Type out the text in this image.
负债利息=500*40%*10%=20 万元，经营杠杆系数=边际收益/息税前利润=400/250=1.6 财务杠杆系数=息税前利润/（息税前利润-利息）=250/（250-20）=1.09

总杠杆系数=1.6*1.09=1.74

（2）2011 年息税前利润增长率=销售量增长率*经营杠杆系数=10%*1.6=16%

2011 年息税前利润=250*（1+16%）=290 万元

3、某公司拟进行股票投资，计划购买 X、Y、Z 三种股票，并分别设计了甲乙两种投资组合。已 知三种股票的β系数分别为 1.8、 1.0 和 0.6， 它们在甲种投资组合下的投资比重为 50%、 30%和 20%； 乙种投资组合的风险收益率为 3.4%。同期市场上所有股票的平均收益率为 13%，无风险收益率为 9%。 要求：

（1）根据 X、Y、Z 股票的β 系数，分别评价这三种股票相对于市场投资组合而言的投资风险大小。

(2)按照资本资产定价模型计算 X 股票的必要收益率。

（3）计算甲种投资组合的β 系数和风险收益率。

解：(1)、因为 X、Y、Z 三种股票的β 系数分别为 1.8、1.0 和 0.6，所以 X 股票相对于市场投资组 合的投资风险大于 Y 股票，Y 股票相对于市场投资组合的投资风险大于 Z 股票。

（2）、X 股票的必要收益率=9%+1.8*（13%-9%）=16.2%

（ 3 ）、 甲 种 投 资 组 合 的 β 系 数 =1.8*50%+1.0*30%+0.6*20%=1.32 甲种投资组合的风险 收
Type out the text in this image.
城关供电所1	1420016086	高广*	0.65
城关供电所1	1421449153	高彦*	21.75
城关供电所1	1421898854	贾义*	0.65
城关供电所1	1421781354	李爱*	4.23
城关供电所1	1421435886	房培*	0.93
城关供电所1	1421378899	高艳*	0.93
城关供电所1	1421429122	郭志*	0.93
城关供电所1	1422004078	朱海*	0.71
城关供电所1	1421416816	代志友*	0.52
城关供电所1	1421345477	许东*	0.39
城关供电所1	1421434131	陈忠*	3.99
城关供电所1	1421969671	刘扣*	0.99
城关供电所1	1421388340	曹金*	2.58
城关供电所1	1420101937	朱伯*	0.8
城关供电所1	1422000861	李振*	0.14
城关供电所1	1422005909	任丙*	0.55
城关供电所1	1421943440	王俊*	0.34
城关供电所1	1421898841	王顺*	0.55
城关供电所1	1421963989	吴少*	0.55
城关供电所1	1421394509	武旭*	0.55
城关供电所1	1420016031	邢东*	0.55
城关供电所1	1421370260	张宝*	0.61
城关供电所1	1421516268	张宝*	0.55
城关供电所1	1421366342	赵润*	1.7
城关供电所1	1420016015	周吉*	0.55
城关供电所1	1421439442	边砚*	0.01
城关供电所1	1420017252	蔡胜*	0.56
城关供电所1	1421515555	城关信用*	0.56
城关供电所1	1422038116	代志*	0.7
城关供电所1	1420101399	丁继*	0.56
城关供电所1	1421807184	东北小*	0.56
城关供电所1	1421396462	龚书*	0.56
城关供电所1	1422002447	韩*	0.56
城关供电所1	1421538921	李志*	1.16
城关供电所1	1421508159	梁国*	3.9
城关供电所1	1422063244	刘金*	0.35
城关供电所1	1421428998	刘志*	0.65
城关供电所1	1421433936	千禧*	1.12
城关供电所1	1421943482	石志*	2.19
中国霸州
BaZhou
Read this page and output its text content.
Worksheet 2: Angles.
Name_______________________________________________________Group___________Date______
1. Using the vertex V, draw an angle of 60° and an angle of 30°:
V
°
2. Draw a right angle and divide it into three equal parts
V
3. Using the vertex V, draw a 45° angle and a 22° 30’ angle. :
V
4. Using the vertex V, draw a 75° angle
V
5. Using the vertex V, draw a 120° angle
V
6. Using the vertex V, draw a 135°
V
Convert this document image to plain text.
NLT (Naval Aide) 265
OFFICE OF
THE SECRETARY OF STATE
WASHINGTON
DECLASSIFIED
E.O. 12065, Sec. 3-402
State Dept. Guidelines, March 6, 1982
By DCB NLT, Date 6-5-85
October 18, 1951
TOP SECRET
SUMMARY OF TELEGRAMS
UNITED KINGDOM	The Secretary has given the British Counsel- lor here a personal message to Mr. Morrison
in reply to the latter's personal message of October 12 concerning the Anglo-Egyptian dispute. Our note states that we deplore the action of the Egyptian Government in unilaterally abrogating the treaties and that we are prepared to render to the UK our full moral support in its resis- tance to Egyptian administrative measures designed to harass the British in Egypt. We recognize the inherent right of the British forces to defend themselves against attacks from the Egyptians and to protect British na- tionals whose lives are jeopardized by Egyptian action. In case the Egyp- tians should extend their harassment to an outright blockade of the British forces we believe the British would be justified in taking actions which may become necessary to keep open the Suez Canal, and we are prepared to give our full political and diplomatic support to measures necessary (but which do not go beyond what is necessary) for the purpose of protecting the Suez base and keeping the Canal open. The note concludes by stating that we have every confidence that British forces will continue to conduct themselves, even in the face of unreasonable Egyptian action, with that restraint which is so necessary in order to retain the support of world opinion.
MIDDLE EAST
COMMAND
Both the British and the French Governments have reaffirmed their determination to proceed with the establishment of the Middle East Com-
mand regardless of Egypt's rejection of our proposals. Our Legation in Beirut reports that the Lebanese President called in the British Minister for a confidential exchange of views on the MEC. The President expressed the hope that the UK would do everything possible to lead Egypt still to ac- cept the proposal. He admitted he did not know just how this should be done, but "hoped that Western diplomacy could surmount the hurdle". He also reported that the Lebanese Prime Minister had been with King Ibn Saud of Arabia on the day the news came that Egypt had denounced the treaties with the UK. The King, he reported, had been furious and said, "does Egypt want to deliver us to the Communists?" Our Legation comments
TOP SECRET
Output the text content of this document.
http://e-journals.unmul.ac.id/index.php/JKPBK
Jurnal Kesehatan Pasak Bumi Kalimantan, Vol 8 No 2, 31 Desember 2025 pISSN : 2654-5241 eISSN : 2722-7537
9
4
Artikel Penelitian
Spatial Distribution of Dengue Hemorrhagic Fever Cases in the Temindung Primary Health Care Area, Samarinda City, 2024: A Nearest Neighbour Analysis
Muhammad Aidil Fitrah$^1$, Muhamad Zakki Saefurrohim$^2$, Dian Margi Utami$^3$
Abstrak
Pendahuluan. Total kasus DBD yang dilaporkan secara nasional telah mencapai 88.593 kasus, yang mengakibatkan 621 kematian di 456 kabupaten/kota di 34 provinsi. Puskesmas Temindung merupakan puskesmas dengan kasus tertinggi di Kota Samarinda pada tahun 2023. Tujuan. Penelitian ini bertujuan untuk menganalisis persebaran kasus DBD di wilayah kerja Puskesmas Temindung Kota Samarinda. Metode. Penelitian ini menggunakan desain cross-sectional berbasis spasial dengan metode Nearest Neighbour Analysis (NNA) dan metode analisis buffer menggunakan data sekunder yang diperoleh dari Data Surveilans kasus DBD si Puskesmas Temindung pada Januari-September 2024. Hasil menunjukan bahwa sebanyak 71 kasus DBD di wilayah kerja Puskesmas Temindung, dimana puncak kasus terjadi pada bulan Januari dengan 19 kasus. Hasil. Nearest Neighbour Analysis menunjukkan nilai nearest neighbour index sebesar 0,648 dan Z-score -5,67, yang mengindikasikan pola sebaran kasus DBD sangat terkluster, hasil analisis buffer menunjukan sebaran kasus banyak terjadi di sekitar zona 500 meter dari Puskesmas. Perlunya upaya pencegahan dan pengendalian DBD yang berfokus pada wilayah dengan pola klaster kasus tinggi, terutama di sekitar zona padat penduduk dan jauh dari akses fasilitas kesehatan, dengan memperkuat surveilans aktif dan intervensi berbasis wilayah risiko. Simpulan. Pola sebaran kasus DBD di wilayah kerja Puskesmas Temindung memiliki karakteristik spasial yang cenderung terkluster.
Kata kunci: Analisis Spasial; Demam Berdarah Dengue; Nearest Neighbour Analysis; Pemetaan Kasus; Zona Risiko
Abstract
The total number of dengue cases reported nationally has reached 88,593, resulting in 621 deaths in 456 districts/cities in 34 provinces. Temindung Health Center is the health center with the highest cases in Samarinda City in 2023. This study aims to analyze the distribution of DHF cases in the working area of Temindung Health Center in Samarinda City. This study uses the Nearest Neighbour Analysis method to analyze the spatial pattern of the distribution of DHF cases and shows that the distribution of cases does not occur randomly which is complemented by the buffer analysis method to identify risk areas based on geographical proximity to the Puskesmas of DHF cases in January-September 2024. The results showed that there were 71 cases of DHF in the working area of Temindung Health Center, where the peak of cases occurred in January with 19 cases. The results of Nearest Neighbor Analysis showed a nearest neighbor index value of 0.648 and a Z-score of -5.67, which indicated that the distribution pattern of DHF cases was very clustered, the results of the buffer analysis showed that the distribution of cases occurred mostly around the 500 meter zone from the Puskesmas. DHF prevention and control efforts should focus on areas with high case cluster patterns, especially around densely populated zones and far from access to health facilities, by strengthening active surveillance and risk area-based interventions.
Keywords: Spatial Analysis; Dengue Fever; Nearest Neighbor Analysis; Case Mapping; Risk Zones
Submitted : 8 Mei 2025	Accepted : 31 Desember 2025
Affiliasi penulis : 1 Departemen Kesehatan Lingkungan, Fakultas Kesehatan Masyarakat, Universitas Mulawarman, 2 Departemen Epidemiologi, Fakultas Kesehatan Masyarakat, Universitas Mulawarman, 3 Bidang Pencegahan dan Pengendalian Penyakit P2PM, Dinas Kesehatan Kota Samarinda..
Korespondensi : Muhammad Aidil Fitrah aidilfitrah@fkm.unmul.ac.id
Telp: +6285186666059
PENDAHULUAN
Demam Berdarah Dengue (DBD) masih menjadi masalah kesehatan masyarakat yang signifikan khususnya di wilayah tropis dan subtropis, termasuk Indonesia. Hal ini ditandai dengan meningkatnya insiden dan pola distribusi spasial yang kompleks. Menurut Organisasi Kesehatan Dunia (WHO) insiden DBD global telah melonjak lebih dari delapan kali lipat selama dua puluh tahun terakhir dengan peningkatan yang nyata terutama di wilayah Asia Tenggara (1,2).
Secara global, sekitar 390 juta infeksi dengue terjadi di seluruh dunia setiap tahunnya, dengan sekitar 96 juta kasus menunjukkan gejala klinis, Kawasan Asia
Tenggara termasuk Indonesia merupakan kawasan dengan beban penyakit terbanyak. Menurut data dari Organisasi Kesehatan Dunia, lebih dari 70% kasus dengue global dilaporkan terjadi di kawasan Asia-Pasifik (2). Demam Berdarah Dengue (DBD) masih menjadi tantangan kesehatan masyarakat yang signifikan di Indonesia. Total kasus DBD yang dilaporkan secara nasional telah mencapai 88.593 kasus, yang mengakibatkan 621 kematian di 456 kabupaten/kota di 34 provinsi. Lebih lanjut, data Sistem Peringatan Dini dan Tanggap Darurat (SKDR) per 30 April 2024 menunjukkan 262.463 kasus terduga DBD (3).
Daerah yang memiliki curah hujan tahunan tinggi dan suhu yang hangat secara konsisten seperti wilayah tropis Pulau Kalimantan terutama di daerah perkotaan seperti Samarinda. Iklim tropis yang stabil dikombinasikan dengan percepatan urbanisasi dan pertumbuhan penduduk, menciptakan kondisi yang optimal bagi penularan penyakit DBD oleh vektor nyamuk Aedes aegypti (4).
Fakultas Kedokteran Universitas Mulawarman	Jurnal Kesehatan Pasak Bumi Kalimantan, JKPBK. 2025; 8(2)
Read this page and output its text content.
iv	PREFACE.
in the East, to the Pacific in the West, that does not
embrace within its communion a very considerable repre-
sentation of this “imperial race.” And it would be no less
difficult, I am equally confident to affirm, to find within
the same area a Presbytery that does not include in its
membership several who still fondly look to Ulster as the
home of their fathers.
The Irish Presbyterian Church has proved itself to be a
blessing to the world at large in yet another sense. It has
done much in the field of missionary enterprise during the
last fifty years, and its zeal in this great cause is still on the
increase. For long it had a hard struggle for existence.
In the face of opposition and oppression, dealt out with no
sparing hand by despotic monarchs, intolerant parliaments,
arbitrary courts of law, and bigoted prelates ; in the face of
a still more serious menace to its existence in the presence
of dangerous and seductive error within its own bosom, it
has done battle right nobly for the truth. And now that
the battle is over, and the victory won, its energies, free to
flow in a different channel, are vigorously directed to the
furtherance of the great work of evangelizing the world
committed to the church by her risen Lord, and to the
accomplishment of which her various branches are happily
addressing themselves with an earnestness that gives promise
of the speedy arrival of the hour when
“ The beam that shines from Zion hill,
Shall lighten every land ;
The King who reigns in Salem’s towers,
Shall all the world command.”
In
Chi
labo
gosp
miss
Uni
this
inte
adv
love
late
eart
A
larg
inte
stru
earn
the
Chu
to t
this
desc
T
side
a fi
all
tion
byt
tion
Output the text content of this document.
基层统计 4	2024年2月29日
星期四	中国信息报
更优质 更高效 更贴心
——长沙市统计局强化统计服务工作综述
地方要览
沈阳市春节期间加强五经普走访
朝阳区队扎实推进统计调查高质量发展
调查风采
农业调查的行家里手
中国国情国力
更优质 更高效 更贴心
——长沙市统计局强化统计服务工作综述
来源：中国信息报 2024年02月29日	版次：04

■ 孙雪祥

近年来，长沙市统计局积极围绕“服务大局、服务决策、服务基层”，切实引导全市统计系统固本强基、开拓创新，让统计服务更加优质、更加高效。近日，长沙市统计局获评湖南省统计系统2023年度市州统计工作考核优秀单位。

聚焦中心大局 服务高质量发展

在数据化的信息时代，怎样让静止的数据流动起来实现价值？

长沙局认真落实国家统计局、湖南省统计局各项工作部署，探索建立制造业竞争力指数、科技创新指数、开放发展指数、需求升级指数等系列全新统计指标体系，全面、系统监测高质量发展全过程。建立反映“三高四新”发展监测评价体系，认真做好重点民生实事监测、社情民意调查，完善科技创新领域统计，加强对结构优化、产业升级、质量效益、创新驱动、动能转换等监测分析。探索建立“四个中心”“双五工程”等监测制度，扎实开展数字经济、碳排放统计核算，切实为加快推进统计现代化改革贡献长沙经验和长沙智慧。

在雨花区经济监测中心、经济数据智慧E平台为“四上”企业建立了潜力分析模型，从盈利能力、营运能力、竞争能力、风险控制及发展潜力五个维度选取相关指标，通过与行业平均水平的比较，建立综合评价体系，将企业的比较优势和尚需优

**Written request:**
Every line in the data that holds "经营杠杆系数" should be copied out.

**Completed exercise:**
负债利息=500*40%*10%=20 万元，经营杠杆系数=边际收益/息税前利润=400/250=1.6 财务杠杆系数=息税前利润/（息税前利润-利息）=250/（250-20）=1.09
（2）2011 年息税前利润增长率=销售量增长率*经营杠杆系数=10%*1.6=16%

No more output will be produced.